__YOUR TASK__
Using the records provided below, locate and copy each line that contains the word "content".

__Data excerpts__

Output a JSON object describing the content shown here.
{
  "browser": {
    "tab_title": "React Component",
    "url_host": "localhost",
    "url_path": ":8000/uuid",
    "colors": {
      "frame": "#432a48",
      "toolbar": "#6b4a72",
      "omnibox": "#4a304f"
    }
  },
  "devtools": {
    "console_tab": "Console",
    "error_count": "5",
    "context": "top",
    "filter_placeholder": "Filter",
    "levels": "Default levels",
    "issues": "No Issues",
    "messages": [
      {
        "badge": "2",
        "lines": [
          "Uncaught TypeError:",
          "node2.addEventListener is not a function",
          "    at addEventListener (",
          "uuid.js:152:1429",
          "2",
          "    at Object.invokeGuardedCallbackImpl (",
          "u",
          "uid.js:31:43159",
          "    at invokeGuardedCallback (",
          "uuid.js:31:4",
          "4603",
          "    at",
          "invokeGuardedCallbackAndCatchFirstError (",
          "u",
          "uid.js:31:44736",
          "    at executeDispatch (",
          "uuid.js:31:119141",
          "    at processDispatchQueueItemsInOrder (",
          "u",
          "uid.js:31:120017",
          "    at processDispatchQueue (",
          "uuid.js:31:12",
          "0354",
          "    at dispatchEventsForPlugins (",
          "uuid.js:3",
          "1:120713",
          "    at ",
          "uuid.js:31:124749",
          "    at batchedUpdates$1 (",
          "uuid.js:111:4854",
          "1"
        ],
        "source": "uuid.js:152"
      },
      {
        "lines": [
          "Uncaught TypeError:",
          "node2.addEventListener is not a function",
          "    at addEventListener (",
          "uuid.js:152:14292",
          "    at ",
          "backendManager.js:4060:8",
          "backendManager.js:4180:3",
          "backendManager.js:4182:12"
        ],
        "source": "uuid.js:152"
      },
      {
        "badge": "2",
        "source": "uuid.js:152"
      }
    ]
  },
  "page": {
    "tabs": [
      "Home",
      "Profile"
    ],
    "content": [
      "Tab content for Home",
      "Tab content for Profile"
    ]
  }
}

__WRITTEN ANSWER__
Output a JSON object describing the content shown here.
    "content": [
      "Tab content for Home",
      "Tab content for Profile"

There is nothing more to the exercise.